* Brief *
Identify the lines that include the word "函数新定义", then copy all of them.

(Lines of data)
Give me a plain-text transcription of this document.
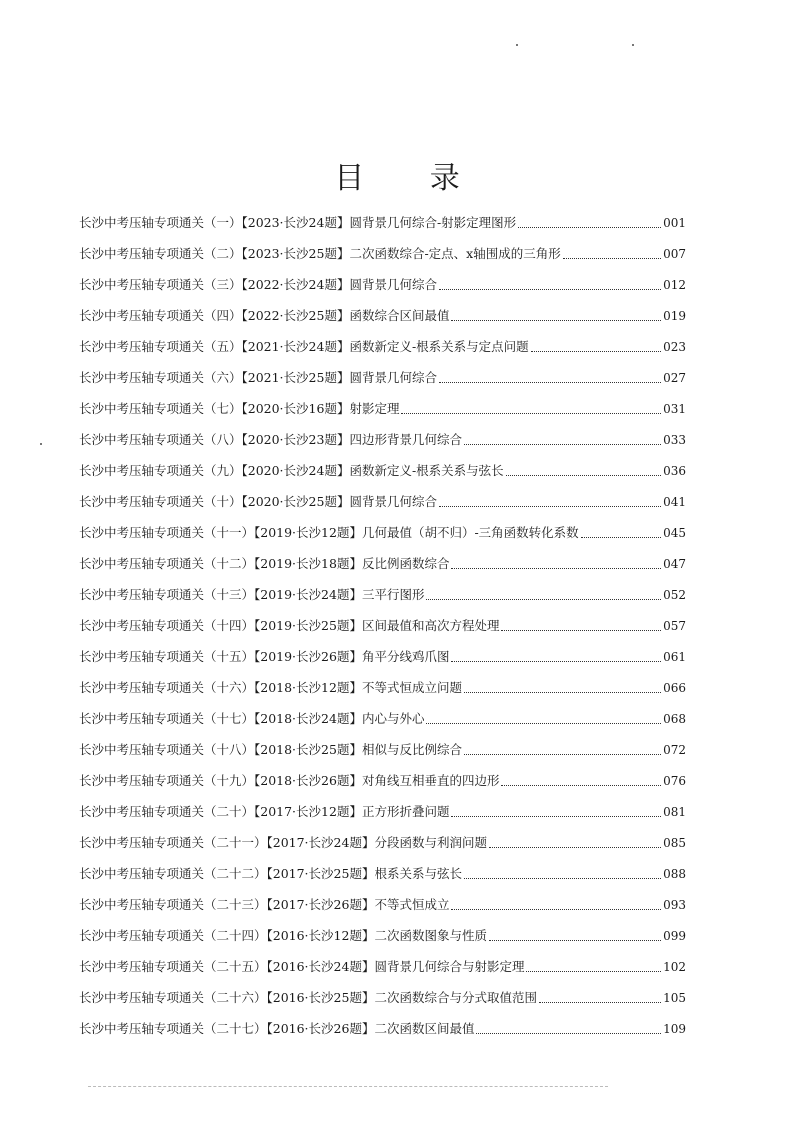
目 录
长沙中考压轴专项通关（一）【2023·长沙24题】圆背景几何综合-射影定理图形	001
长沙中考压轴专项通关（二）【2023·长沙25题】二次函数综合-定点、x轴围成的三角形	007
长沙中考压轴专项通关（三）【2022·长沙24题】圆背景几何综合	012
长沙中考压轴专项通关（四）【2022·长沙25题】函数综合区间最值	019
长沙中考压轴专项通关（五）【2021·长沙24题】函数新定义-根系关系与定点问题	023
长沙中考压轴专项通关（六）【2021·长沙25题】圆背景几何综合	027
长沙中考压轴专项通关（七）【2020·长沙16题】射影定理	031
长沙中考压轴专项通关（八）【2020·长沙23题】四边形背景几何综合	033
长沙中考压轴专项通关（九）【2020·长沙24题】函数新定义-根系关系与弦长	036
长沙中考压轴专项通关（十）【2020·长沙25题】圆背景几何综合	041
长沙中考压轴专项通关（十一）【2019·长沙12题】几何最值（胡不归）-三角函数转化系数	045
长沙中考压轴专项通关（十二）【2019·长沙18题】反比例函数综合	047
长沙中考压轴专项通关（十三）【2019·长沙24题】三平行图形	052
长沙中考压轴专项通关（十四）【2019·长沙25题】区间最值和高次方程处理	057
长沙中考压轴专项通关（十五）【2019·长沙26题】角平分线鸡爪图	061
长沙中考压轴专项通关（十六）【2018·长沙12题】不等式恒成立问题	066
长沙中考压轴专项通关（十七）【2018·长沙24题】内心与外心	068
长沙中考压轴专项通关（十八）【2018·长沙25题】相似与反比例综合	072
长沙中考压轴专项通关（十九）【2018·长沙26题】对角线互相垂直的四边形	076
长沙中考压轴专项通关（二十）【2017·长沙12题】正方形折叠问题	081
长沙中考压轴专项通关（二十一）【2017·长沙24题】分段函数与利润问题	085
长沙中考压轴专项通关（二十二）【2017·长沙25题】根系关系与弦长	088
长沙中考压轴专项通关（二十三）【2017·长沙26题】不等式恒成立	093
长沙中考压轴专项通关（二十四）【2016·长沙12题】二次函数图象与性质	099
长沙中考压轴专项通关（二十五）【2016·长沙24题】圆背景几何综合与射影定理	102
长沙中考压轴专项通关（二十六）【2016·长沙25题】二次函数综合与分式取值范围	105
长沙中考压轴专项通关（二十七）【2016·长沙26题】二次函数区间最值	109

* Task output *
长沙中考压轴专项通关（五）【2021·长沙24题】函数新定义-根系关系与定点问题	023
长沙中考压轴专项通关（九）【2020·长沙24题】函数新定义-根系关系与弦长	036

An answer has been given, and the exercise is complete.